- TASK TO COMPLETE -
State how many lines in the items contain the string "data", and give only that number.

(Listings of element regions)
════

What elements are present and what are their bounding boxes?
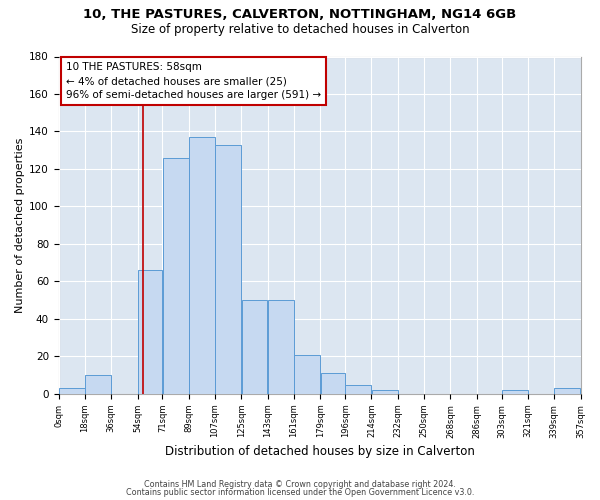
- Bar: [554, 388, 580, 394]
- Text: 10 THE PASTURES: 58sqm
← 4% of detached houses are smaller (25)
96% of semi-deta: 10 THE PASTURES: 58sqm ← 4% of detached …: [66, 62, 321, 100]
- Bar: [138, 270, 162, 394]
- Bar: [294, 354, 320, 394]
- Bar: [215, 144, 241, 394]
- Bar: [163, 158, 188, 394]
- Bar: [320, 374, 345, 394]
- Y-axis label: Number of detached properties: Number of detached properties: [15, 138, 25, 313]
- Text: 10, THE PASTURES, CALVERTON, NOTTINGHAM, NG14 6GB: 10, THE PASTURES, CALVERTON, NOTTINGHAM,…: [83, 8, 517, 20]
- Bar: [189, 137, 215, 394]
- Bar: [346, 384, 371, 394]
- Bar: [502, 390, 527, 394]
- X-axis label: Distribution of detached houses by size in Calverton: Distribution of detached houses by size …: [164, 444, 475, 458]
- Text: Contains public sector information licensed under the Open Government Licence v3: Contains public sector information licen…: [126, 488, 474, 497]
- Bar: [59, 388, 85, 394]
- Bar: [371, 390, 398, 394]
- Text: Contains HM Land Registry data © Crown copyright and database right 2024.: Contains HM Land Registry data © Crown c…: [144, 480, 456, 489]
- Bar: [268, 300, 294, 394]
- Bar: [242, 300, 268, 394]
- Text: Size of property relative to detached houses in Calverton: Size of property relative to detached ho…: [131, 22, 469, 36]
- Bar: [85, 375, 111, 394]
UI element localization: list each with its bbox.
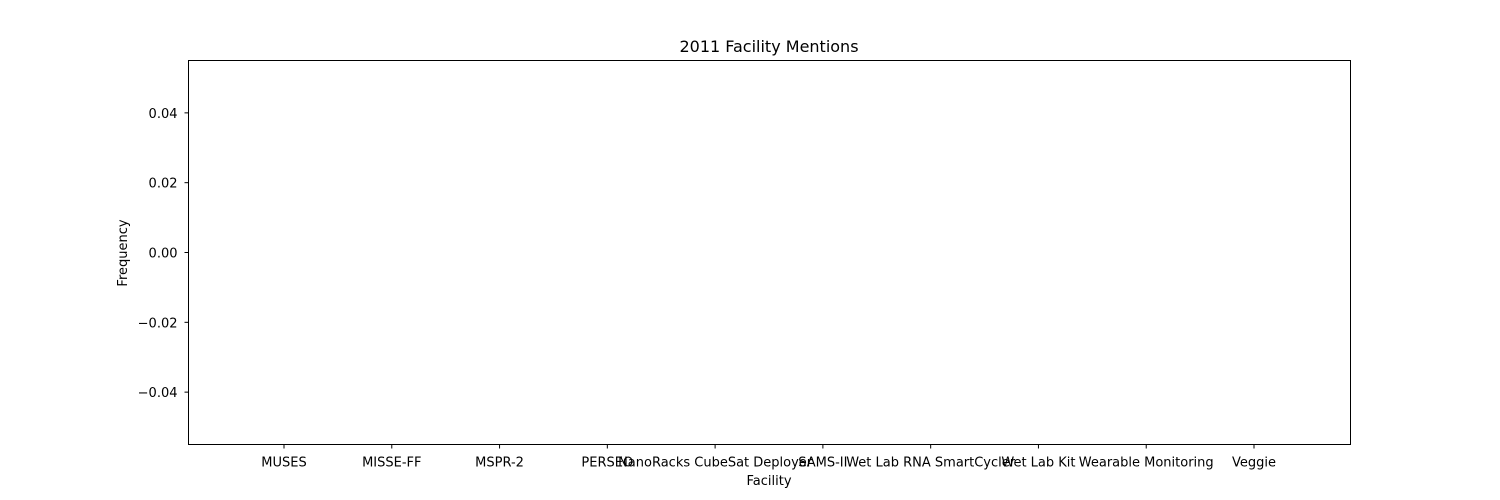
y-tick-label: −0.04 [138, 386, 178, 401]
x-tick-label: Veggie [1232, 456, 1276, 471]
x-tick-label: MISSE-FF [362, 456, 421, 471]
x-tick-label: Wet Lab Kit [1001, 456, 1075, 471]
plot-area-frame [188, 60, 1351, 445]
y-tick-label: 0.04 [149, 107, 178, 122]
y-tick-label: 0.02 [149, 177, 178, 192]
y-tick-label: −0.02 [138, 316, 178, 331]
x-tick-label: MUSES [261, 456, 306, 471]
chart-title: 2011 Facility Mentions [679, 37, 858, 56]
x-tick-label: NanoRacks CubeSat Deployer [618, 456, 813, 471]
x-axis-label: Facility [746, 474, 791, 489]
x-tick-label: SAMS-II [798, 456, 847, 471]
y-tick-label: 0.00 [149, 247, 178, 262]
y-axis-label: Frequency [116, 219, 131, 286]
x-tick-label: PERSEO [581, 456, 633, 471]
x-tick-label: MSPR-2 [475, 456, 524, 471]
x-tick-label: Wearable Monitoring [1079, 456, 1214, 471]
x-tick-label: Wet Lab RNA SmartCycler [846, 456, 1016, 471]
y-axis: 0.04 0.02 0.00 −0.02 −0.04 [138, 107, 189, 401]
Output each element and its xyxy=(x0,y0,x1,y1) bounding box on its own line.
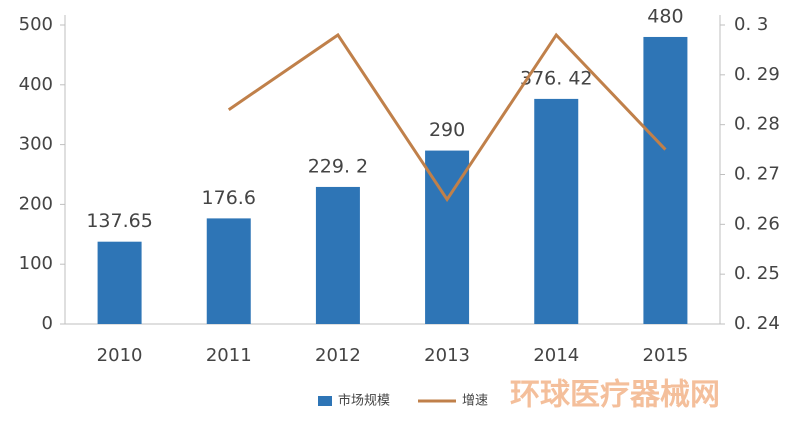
data-label: 229. 2 xyxy=(308,155,368,177)
x-tick-label: 2010 xyxy=(97,345,143,366)
y2-tick-label: 0. 29 xyxy=(734,64,780,85)
y2-tick-label: 0. 24 xyxy=(734,313,780,334)
data-label: 480 xyxy=(647,5,683,27)
data-label: 290 xyxy=(429,119,465,141)
data-label: 376. 42 xyxy=(520,67,593,89)
y-tick-label: 0 xyxy=(42,313,53,334)
y2-tick-label: 0. 3 xyxy=(734,14,768,35)
bar xyxy=(97,241,142,324)
legend-label: 市场规模 xyxy=(338,393,390,409)
x-tick-label: 2011 xyxy=(206,345,252,366)
legend-label: 增速 xyxy=(462,394,488,409)
y2-tick-label: 0. 27 xyxy=(734,164,780,185)
y-tick-label: 400 xyxy=(19,74,53,95)
legend-swatch xyxy=(318,396,332,406)
bar xyxy=(206,218,251,324)
y-tick-label: 300 xyxy=(19,134,53,155)
y2-tick-label: 0. 26 xyxy=(734,213,780,234)
y2-tick-label: 0. 25 xyxy=(734,263,780,284)
bar xyxy=(643,36,688,325)
x-tick-label: 2014 xyxy=(533,345,579,366)
y2-tick-label: 0. 28 xyxy=(734,114,780,135)
watermark: 环球医疗器械网 xyxy=(510,378,720,413)
bar xyxy=(534,98,579,324)
x-tick-label: 2012 xyxy=(315,345,361,366)
data-label: 176.6 xyxy=(202,187,256,209)
x-tick-label: 2013 xyxy=(424,345,470,366)
data-label: 137.65 xyxy=(86,210,152,232)
line xyxy=(227,32,667,203)
y-tick-label: 500 xyxy=(19,14,53,35)
x-tick-label: 2015 xyxy=(643,345,689,366)
y-tick-label: 100 xyxy=(19,253,53,274)
y-tick-label: 200 xyxy=(19,193,53,214)
bar xyxy=(315,186,360,324)
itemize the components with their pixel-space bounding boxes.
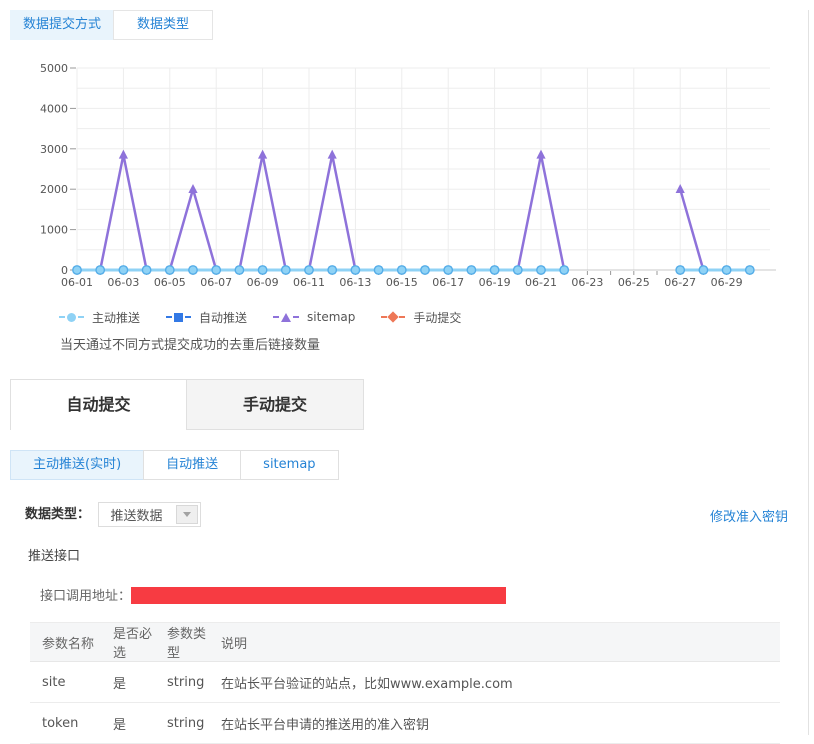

════

- SOLUTION -
7